begin EXCERPT

Geometry-Aware Dataset Condensation for Diffusion Model Training¶

Conference: ICML2026
arXiv: 2606.05883
Code: https://github.com/2018cx/GADC
Area: Diffusion Models / Dataset Condensation
Keywords: Dataset Condensation, Real Subset Selection, Partial Optimal Transport, Distribution Alignment, Diffusion Training

TL;DR¶

Addressing the limitation where existing dataset condensation methods are unsuitable for training diffusion models, this paper reformulates real subset selection as a geometry-aware distribution alignment problem. It defines the alignment target via one-sided Partial Optimal Transport (POT) combined with statistical regularization, and solves it through a two-stage discrete optimization (greedy + exchange). On ImageNet, training DiT/SiT with only 0.8% of the data achieves an FID significantly lower than the previous strongest baseline D2C (3.43 vs. 4.20 under a 10K budget).

Background & Motivation¶

Background: Dataset condensation aims to preserve the knowledge of an entire dataset using fewer samples. Approaches are divided into two categories: synthetic (gradient optimization of images in pixel space) and real subset selection (selecting a small subset of real samples from the original data). Most methods are designed for discriminative tasks like classification.

Limitations of Prior Work: The goal of diffusion model training is to model the data distribution itself (maximizing likelihood/ELBO) rather than learning decision boundaries. Synthetic condensation performs gradient optimization in continuous pixel space, which introduces high variance, noise, and distorts fine-grained structures and distribution characteristics—artifacts to which diffusion models are extremely sensitive. Real subset selection preserves high-fidelity structures of real samples, but existing methods (K-center, Herding, CCS, Dataset Quantization, etc.) rely on fixed or heuristic criteria for one-time selection without optimizing an objective aligned with diffusion training. The only work specifically for diffusion, D2C, assigns a scalar score based on "diffusion difficulty" and samples intervals along this one-dimensional axis—however, one-dimensional ranking collapses multi-modal distributions into scalars, ignoring the manifold structure of the data.

end EXCERPT

Print the passage from "Geometry-Aware Dataset Condensation" to "a 10K budget)." of the dataset condensation summary word for word. The listing that comes next is from a separate source.

begin GIVEN MATERIAL

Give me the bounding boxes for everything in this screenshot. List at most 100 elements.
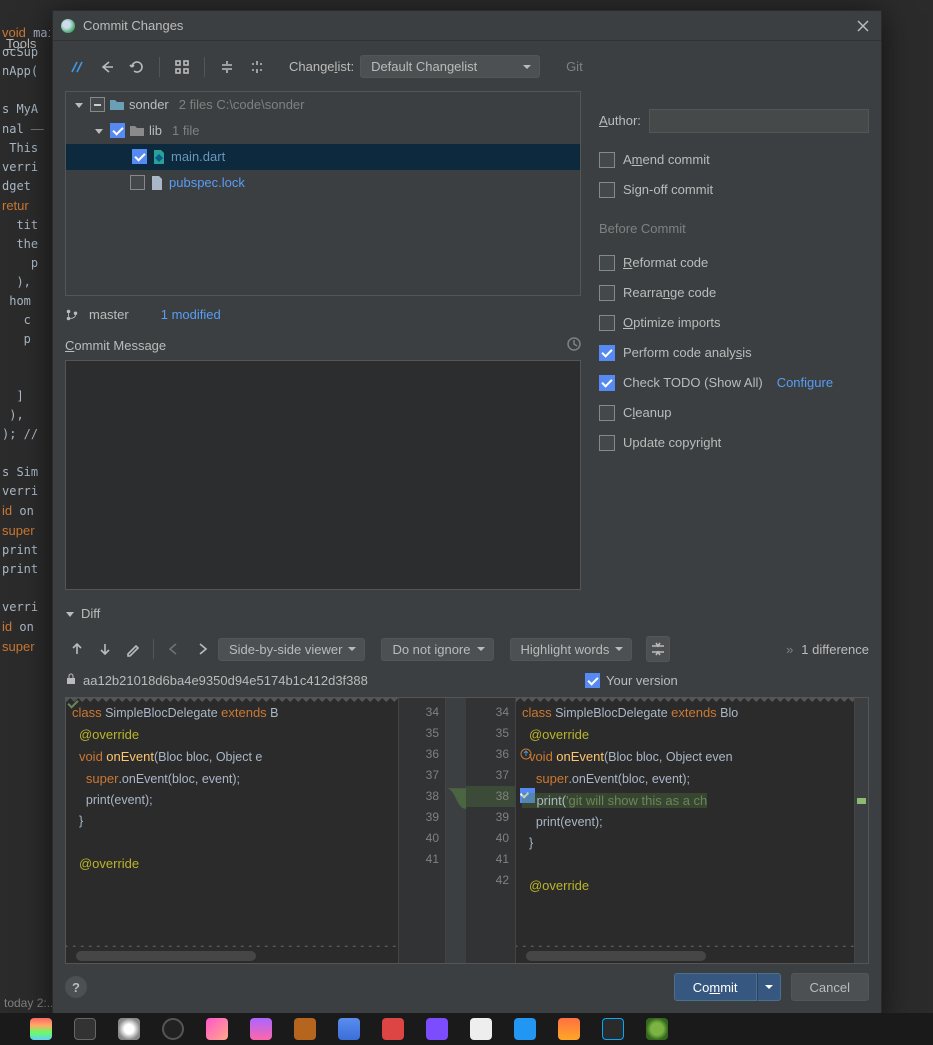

end GIVEN MATERIAL

ANSWER TO THIS TASK ▸
Geometry-Aware Dataset Condensation for Diffusion Model Training¶

Conference: ICML2026
arXiv: 2606.05883
Code: https://github.com/2018cx/GADC
Area: Diffusion Models / Dataset Condensation
Keywords: Dataset Condensation, Real Subset Selection, Partial Optimal Transport, Distribution Alignment, Diffusion Training

TL;DR¶

Addressing the limitation where existing dataset condensation methods are unsuitable for training diffusion models, this paper reformulates real subset selection as a geometry-aware distribution alignment problem. It defines the alignment target via one-sided Partial Optimal Transport (POT) combined with statistical regularization, and solves it through a two-stage discrete optimization (greedy + exchange). On ImageNet, training DiT/SiT with only 0.8% of the data achieves an FID significantly lower than the previous strongest baseline D2C (3.43 vs. 4.20 under a 10K budget).